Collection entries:

_____

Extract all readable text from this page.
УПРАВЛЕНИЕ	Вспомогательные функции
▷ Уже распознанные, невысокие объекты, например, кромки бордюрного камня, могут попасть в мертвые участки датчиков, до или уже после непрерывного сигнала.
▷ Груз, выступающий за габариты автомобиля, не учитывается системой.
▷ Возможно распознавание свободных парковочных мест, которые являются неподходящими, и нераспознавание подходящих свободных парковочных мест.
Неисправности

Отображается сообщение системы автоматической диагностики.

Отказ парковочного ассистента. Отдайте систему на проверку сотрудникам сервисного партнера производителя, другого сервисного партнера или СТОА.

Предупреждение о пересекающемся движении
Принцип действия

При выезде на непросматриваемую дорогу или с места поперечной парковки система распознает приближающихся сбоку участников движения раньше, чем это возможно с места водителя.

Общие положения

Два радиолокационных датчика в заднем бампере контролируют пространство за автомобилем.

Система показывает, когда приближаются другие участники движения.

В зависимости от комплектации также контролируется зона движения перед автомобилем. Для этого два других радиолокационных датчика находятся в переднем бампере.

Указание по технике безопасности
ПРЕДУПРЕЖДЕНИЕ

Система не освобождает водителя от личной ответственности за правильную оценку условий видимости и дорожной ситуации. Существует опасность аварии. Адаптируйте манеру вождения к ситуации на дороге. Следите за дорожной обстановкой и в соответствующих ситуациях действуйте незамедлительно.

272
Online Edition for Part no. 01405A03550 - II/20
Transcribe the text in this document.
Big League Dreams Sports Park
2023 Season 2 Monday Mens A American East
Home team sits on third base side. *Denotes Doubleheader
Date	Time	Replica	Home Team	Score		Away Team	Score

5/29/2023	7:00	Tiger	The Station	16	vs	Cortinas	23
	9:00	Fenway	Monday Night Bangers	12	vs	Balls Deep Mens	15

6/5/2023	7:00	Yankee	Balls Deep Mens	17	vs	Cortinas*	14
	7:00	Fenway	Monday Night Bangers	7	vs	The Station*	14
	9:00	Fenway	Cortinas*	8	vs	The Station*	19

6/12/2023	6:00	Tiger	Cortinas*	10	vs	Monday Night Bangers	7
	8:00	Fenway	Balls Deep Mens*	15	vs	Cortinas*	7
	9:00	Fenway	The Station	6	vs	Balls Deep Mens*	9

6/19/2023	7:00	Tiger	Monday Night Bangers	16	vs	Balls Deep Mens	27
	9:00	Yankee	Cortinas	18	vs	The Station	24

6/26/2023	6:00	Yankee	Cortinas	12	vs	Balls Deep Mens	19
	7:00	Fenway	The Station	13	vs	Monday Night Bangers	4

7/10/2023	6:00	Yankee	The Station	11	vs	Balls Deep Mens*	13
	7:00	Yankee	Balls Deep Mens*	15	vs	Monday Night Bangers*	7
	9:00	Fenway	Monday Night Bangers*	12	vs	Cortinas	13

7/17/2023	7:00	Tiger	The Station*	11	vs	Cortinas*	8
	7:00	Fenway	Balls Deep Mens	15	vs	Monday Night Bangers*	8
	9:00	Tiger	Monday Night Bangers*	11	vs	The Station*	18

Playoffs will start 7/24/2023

_____

**Work to complete:**
Using the records above, pull out each line where the word "Deep" occurs.

**Answer to the task:**
	9:00	Fenway	Monday Night Bangers	12	vs	Balls Deep Mens	15
6/5/2023	7:00	Yankee	Balls Deep Mens	17	vs	Cortinas*	14
	8:00	Fenway	Balls Deep Mens*	15	vs	Cortinas*	7
	9:00	Fenway	The Station	6	vs	Balls Deep Mens*	9
6/19/2023	7:00	Tiger	Monday Night Bangers	16	vs	Balls Deep Mens	27
6/26/2023	6:00	Yankee	Cortinas	12	vs	Balls Deep Mens	19
7/10/2023	6:00	Yankee	The Station	11	vs	Balls Deep Mens*	13
	7:00	Yankee	Balls Deep Mens*	15	vs	Monday Night Bangers*	7
	7:00	Fenway	Balls Deep Mens	15	vs	Monday Night Bangers*	8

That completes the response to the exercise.